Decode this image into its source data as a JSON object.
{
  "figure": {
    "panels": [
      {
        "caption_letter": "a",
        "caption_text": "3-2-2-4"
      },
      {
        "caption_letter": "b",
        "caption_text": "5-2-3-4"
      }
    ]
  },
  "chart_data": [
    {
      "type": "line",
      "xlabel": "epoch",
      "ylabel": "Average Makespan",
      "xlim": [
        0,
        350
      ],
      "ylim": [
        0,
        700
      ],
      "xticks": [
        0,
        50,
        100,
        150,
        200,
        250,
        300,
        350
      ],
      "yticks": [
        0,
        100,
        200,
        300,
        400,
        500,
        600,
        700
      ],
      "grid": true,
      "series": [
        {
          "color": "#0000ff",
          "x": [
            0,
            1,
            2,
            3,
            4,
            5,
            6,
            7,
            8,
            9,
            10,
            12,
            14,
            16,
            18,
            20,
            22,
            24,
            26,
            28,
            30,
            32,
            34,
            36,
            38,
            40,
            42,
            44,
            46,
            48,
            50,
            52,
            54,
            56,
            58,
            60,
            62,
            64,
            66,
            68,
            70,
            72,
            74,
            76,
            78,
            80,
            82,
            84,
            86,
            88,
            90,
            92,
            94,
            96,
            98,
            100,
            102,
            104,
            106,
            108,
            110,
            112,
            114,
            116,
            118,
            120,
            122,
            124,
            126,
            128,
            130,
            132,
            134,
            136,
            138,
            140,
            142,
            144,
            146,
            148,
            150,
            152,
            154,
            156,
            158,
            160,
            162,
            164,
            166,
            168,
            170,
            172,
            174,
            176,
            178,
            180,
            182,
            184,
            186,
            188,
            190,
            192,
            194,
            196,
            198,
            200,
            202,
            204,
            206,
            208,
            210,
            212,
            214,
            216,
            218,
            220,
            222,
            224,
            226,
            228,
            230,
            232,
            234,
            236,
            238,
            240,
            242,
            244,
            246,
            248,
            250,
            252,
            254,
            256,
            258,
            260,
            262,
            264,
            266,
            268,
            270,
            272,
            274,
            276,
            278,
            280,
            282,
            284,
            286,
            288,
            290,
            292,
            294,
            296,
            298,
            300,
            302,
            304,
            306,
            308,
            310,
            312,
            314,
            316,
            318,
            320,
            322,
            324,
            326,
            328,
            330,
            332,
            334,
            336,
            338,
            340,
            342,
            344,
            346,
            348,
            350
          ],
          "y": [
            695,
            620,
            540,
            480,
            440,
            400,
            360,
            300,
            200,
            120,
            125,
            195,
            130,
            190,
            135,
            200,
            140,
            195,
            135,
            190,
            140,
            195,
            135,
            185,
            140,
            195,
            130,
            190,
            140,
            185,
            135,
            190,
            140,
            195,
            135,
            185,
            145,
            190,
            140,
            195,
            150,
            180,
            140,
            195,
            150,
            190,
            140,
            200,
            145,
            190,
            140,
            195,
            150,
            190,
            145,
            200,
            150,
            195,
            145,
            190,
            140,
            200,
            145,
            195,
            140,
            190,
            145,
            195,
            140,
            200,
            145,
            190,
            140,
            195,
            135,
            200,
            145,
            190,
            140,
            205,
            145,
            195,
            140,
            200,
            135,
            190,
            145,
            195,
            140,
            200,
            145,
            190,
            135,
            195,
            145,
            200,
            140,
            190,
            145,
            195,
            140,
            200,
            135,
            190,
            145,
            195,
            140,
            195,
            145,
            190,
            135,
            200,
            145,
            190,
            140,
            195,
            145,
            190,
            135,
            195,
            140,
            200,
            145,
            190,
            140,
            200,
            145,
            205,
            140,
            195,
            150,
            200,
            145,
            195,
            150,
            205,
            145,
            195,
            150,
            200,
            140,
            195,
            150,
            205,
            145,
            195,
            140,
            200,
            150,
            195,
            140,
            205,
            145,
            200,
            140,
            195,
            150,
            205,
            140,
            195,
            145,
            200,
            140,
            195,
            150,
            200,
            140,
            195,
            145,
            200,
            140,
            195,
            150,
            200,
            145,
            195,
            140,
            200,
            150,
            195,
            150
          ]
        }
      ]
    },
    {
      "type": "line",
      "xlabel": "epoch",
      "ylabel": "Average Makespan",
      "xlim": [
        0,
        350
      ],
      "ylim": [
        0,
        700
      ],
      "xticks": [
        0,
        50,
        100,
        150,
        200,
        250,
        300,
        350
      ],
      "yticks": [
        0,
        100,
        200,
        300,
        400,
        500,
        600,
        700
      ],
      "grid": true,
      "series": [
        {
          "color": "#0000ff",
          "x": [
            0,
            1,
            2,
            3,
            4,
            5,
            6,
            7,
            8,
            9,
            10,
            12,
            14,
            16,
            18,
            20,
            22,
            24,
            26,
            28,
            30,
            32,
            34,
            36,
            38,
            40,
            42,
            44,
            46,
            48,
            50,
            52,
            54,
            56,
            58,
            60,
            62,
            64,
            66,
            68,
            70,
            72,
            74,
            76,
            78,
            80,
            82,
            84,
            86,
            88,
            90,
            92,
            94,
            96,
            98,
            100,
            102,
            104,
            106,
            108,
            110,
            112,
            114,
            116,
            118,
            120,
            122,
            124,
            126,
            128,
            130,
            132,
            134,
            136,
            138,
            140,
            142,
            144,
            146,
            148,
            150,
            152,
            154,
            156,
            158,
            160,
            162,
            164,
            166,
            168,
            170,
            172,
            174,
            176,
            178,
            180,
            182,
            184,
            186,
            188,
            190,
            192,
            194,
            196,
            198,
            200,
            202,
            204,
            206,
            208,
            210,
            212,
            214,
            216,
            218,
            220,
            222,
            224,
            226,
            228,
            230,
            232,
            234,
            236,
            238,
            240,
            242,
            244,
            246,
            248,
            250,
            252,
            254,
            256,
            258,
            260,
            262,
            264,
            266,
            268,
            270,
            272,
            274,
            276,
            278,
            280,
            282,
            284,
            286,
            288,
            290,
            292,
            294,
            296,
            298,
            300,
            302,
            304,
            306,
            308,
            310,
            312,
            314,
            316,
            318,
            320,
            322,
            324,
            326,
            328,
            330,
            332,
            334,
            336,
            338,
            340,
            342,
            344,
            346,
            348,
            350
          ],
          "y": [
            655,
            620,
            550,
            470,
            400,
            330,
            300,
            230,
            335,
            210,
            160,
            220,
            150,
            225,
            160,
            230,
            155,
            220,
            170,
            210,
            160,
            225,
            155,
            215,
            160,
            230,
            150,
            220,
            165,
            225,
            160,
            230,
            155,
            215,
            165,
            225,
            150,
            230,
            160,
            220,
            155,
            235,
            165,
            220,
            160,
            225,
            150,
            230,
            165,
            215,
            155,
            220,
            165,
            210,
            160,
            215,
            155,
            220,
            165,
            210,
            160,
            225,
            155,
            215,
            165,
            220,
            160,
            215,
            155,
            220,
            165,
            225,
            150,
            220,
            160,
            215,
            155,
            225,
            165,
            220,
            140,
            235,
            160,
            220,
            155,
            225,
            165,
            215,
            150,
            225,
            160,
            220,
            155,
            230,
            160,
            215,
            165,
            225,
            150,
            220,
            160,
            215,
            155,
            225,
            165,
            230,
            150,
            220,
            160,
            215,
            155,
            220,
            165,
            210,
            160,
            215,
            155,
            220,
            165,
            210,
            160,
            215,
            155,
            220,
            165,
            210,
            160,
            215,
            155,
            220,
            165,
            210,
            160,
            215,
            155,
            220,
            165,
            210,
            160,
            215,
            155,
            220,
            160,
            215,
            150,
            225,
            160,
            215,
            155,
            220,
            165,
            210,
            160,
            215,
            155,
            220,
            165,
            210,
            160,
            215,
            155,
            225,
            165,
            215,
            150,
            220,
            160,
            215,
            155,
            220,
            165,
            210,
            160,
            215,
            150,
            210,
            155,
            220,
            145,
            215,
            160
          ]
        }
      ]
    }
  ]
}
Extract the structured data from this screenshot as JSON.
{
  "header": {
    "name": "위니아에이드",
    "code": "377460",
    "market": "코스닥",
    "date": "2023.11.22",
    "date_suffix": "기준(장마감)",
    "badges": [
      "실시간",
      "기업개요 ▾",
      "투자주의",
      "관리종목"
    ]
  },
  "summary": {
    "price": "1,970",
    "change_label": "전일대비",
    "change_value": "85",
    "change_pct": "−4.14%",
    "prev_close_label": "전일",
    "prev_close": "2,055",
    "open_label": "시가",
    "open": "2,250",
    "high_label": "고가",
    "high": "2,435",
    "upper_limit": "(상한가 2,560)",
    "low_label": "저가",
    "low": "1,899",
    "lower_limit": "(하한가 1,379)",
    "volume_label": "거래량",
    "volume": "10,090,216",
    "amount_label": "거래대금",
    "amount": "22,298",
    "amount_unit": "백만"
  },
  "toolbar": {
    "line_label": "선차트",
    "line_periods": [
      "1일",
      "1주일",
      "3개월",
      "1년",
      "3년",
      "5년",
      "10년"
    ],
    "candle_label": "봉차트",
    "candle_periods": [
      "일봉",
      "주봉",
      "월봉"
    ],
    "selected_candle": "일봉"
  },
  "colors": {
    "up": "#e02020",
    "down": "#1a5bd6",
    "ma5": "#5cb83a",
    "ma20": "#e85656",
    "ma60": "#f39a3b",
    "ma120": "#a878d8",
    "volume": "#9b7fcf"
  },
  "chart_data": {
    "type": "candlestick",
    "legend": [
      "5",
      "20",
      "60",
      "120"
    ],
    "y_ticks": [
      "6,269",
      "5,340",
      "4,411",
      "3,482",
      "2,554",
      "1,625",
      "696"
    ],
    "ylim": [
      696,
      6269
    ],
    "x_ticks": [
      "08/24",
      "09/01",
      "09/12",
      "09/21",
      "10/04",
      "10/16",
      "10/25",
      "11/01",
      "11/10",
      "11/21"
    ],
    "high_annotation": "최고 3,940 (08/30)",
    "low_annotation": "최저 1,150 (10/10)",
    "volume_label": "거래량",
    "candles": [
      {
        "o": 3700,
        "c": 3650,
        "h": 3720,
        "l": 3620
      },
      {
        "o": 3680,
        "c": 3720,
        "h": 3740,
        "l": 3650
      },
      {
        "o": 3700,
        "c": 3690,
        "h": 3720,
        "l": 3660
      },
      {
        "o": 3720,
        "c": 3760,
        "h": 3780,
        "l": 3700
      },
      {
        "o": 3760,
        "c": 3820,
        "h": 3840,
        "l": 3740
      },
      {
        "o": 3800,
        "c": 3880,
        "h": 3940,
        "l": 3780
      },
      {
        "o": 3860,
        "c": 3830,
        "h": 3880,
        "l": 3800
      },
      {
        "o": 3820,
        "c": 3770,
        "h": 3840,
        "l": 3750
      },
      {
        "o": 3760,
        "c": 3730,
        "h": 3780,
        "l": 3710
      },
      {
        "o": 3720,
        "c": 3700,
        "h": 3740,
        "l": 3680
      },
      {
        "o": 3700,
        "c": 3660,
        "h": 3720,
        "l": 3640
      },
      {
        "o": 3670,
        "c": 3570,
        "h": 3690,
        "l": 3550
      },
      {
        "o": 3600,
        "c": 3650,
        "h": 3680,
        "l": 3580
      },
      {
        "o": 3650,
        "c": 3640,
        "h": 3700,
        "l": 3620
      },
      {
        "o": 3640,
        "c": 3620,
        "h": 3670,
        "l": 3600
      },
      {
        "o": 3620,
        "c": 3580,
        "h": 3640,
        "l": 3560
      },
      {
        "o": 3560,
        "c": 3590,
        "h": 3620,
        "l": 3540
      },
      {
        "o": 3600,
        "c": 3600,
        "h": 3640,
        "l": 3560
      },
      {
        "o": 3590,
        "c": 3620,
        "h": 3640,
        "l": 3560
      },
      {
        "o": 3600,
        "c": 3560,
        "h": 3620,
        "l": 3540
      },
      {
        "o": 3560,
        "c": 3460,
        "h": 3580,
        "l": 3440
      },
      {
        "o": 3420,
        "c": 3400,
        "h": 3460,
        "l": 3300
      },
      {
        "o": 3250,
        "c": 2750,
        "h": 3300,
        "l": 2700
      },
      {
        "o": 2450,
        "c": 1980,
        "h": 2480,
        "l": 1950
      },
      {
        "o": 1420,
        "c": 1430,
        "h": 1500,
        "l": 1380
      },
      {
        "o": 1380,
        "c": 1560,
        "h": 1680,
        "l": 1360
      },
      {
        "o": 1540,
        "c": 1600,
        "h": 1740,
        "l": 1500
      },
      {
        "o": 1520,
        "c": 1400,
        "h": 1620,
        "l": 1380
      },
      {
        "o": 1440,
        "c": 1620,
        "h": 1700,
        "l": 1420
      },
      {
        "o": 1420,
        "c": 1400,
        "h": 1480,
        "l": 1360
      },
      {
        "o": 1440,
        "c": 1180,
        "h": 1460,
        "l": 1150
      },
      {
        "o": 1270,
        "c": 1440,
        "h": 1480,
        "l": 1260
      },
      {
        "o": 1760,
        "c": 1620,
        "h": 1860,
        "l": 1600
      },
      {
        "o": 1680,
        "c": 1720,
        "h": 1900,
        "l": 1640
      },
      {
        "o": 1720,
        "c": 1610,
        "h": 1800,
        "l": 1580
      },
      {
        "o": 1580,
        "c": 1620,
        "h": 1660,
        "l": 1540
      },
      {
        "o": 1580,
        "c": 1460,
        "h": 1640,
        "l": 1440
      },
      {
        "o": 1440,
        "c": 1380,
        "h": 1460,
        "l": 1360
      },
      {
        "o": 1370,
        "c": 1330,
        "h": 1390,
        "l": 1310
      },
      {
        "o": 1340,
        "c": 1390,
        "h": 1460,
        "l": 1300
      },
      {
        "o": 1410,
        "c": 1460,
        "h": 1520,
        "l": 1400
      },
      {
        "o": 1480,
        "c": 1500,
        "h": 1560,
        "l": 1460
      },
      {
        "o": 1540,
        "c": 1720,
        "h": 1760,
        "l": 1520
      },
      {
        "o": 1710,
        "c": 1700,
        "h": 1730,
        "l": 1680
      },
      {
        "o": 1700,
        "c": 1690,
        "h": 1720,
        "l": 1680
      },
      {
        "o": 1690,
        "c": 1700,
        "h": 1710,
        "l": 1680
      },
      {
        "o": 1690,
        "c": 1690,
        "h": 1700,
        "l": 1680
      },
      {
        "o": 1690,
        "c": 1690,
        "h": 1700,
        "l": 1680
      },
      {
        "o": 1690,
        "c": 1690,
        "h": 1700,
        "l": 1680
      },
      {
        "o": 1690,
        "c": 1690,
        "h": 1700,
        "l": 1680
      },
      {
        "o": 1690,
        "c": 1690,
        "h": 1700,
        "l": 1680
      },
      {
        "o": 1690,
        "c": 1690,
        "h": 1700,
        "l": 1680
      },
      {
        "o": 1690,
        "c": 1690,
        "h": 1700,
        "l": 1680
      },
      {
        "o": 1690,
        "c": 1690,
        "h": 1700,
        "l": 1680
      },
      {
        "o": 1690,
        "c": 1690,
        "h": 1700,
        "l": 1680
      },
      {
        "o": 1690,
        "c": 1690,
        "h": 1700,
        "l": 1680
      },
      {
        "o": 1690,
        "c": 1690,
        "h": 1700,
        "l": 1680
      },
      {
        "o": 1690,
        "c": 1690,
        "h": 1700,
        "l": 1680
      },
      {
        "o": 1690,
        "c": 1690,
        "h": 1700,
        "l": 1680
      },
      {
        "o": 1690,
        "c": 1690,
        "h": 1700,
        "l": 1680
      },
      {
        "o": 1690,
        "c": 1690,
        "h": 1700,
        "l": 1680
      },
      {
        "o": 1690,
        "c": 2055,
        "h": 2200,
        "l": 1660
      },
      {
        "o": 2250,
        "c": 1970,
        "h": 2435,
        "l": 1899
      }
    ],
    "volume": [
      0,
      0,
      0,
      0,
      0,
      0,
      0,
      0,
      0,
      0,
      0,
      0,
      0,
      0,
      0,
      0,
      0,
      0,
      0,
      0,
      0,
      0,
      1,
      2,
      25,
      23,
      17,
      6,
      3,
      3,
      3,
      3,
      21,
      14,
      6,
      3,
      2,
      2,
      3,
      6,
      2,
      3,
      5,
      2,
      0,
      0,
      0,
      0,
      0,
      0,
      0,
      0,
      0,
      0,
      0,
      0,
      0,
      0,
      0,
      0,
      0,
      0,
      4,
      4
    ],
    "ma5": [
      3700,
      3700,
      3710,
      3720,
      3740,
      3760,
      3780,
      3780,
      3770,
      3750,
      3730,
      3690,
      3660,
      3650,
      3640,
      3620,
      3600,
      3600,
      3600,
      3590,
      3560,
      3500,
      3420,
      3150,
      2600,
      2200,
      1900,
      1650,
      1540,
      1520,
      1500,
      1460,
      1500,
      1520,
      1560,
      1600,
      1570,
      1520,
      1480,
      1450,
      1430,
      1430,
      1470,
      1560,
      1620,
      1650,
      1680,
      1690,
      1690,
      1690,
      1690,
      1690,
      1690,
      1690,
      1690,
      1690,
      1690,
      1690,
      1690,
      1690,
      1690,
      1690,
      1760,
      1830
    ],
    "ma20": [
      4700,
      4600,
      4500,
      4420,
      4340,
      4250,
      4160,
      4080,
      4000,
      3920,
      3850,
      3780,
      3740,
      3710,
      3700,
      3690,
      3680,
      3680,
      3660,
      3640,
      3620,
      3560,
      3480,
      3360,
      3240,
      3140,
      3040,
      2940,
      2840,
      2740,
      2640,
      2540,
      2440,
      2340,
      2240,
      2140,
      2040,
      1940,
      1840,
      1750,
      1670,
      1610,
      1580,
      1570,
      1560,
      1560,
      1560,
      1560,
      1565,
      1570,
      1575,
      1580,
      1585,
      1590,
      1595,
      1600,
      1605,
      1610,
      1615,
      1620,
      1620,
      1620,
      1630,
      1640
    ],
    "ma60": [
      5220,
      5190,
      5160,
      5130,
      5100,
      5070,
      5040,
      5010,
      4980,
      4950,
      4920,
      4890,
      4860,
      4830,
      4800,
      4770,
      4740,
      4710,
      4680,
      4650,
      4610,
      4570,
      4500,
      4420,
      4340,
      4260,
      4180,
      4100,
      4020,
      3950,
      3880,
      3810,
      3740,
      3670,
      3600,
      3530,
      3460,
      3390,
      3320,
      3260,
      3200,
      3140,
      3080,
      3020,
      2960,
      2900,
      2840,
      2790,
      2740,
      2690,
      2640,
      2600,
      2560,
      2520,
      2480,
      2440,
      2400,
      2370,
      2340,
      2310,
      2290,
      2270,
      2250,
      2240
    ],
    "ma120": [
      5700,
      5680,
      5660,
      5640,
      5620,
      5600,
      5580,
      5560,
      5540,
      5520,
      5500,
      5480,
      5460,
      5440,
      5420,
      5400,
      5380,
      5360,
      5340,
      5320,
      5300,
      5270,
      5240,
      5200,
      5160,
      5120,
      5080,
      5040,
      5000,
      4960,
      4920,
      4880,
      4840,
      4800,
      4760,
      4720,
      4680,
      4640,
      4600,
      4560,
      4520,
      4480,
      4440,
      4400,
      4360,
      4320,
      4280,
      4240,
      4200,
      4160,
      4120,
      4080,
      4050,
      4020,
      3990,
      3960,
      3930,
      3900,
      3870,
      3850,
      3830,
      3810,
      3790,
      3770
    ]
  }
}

##########

■ DIRECTIONS
Go through the records line by line and count those containing the string "JSON". Give only the total.

■ CORRECT ANSWER
2